## Begin DATA EXCERPTS
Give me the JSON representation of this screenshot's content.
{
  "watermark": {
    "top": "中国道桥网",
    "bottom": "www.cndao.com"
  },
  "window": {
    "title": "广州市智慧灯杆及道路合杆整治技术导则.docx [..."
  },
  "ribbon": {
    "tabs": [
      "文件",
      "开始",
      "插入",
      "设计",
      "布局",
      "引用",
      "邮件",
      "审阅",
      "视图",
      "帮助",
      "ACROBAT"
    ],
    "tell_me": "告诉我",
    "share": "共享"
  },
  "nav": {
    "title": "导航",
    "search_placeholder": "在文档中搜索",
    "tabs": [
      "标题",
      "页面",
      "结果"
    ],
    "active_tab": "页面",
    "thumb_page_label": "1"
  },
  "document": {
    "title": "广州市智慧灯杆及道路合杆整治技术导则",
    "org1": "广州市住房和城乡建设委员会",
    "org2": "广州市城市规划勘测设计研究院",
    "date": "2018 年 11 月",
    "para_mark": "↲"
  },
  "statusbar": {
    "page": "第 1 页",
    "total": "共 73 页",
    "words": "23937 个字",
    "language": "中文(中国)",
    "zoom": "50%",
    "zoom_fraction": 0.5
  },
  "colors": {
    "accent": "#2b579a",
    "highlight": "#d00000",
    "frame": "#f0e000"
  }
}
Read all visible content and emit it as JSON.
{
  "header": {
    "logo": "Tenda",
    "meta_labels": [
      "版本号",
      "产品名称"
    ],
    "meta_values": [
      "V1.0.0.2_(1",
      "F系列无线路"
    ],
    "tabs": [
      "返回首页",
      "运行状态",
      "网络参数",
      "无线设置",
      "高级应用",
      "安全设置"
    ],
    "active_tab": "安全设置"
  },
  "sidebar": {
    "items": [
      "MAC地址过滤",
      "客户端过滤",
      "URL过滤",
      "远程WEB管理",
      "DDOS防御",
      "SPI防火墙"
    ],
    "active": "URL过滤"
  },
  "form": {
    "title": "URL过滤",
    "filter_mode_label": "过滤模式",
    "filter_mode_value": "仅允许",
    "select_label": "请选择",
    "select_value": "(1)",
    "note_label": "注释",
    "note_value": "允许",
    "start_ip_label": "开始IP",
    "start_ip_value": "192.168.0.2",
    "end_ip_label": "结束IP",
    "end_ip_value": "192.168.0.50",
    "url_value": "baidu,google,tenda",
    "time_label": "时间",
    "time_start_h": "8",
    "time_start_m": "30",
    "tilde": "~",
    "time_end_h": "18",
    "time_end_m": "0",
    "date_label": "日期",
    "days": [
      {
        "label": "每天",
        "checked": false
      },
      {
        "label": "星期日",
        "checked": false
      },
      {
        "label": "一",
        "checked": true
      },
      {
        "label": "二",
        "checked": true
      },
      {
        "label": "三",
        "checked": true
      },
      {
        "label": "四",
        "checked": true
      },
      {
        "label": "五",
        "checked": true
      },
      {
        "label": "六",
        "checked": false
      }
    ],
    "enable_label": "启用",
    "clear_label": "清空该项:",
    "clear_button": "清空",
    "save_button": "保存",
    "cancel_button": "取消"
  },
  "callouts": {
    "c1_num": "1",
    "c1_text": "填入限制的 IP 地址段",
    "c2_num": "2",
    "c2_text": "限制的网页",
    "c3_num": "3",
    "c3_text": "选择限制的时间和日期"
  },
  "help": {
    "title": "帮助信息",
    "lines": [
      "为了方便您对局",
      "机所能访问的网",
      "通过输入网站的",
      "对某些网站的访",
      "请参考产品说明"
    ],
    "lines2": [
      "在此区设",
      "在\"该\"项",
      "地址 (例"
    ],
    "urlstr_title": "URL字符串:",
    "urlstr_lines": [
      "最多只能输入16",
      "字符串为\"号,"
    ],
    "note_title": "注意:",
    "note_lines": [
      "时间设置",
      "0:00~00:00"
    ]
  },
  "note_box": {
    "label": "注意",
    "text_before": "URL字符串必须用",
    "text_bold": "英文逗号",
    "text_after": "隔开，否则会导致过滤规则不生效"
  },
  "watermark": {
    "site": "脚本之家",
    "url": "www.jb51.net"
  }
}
## End DATA EXCERPTS
## Begin DATA EXCERPTS
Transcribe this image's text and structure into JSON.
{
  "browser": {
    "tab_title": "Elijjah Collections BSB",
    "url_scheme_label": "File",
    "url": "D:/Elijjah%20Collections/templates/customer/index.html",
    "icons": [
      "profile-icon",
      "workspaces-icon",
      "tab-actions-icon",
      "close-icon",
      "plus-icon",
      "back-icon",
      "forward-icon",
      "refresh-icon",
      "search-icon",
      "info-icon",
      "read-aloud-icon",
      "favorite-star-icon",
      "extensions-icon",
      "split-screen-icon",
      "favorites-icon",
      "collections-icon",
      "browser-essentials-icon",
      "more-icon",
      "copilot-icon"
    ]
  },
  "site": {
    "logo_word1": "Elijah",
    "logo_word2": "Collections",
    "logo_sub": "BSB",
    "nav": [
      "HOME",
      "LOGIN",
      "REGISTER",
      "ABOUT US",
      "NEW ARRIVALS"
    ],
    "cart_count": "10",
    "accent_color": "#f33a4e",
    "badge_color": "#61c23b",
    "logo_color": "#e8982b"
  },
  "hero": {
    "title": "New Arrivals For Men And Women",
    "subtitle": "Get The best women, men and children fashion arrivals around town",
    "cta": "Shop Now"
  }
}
## End DATA EXCERPTS
## Begin DATA EXCERPTS
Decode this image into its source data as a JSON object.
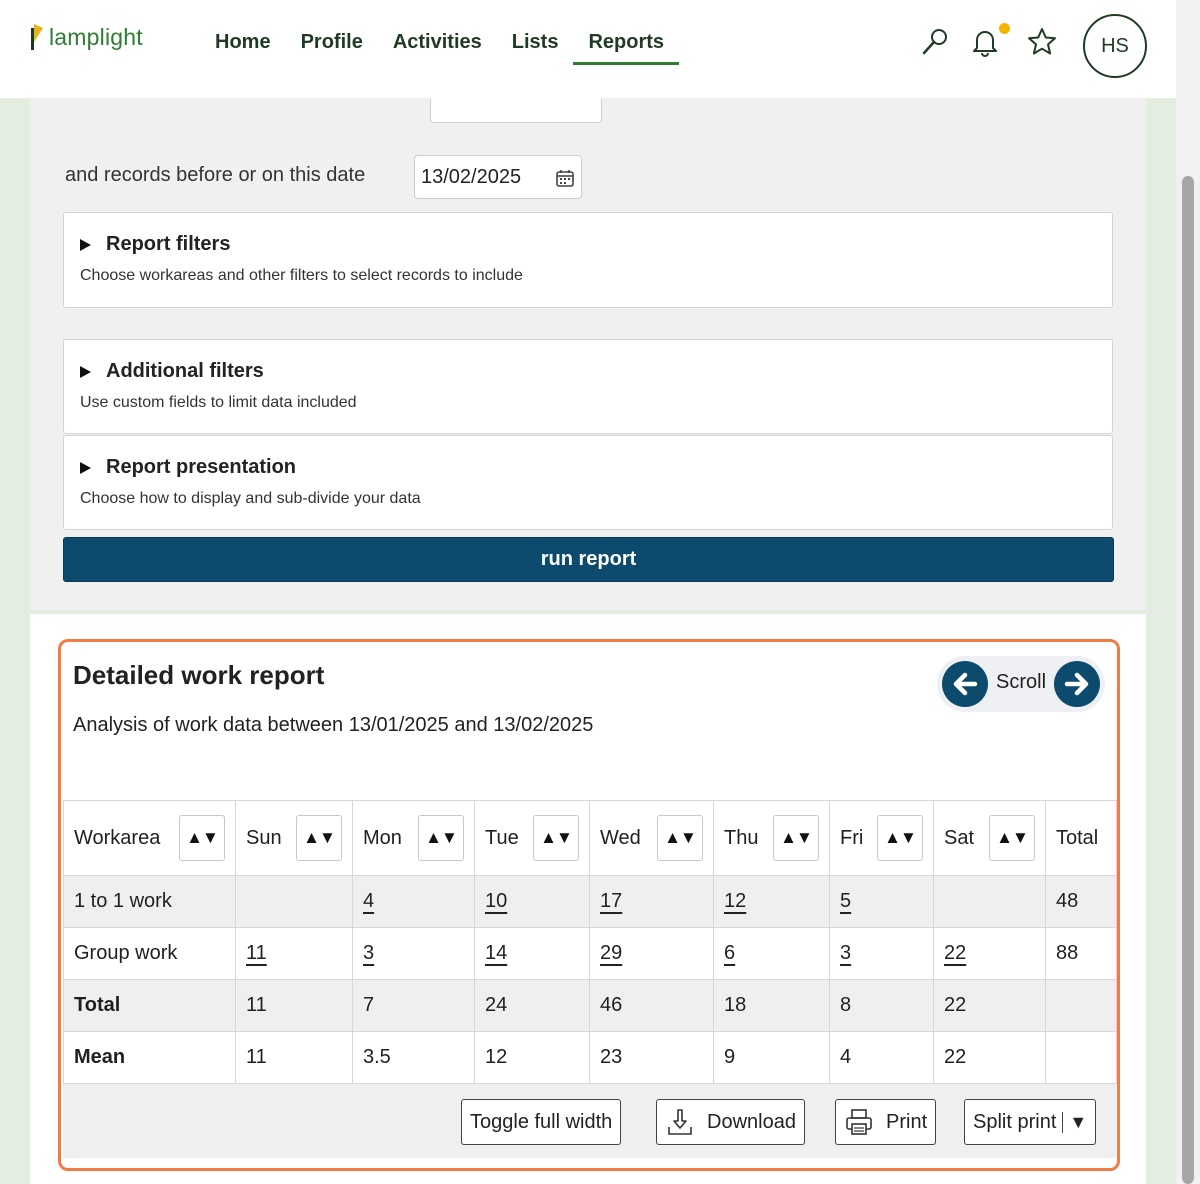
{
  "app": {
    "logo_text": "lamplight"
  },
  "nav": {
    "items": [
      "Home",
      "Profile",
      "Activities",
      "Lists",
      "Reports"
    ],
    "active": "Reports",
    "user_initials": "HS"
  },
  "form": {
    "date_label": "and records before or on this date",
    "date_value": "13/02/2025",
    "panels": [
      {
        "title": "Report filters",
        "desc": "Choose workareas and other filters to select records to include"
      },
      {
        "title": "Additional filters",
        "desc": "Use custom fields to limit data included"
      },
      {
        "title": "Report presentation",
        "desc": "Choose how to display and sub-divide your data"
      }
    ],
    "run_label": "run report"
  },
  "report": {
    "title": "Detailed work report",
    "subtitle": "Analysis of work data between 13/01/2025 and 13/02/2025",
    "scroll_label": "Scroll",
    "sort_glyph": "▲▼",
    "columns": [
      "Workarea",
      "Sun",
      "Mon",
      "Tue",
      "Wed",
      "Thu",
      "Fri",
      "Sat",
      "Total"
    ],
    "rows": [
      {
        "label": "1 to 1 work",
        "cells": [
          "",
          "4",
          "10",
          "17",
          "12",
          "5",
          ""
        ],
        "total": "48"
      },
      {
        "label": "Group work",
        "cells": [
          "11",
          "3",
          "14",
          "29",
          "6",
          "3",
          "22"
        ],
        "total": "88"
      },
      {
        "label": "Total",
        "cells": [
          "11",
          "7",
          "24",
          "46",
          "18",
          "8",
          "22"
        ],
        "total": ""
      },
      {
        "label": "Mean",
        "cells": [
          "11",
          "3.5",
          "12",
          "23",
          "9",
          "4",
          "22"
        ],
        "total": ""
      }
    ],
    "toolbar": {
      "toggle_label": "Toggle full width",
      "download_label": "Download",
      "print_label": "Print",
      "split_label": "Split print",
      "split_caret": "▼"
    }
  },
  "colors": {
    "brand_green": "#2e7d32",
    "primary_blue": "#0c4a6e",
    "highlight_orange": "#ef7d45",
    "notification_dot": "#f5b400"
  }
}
## End DATA EXCERPTS
Search the entries for the word "image" and copy every line that has it.

Transcribe this image's text and structure into JSON.
Decode this image into its source data as a JSON object.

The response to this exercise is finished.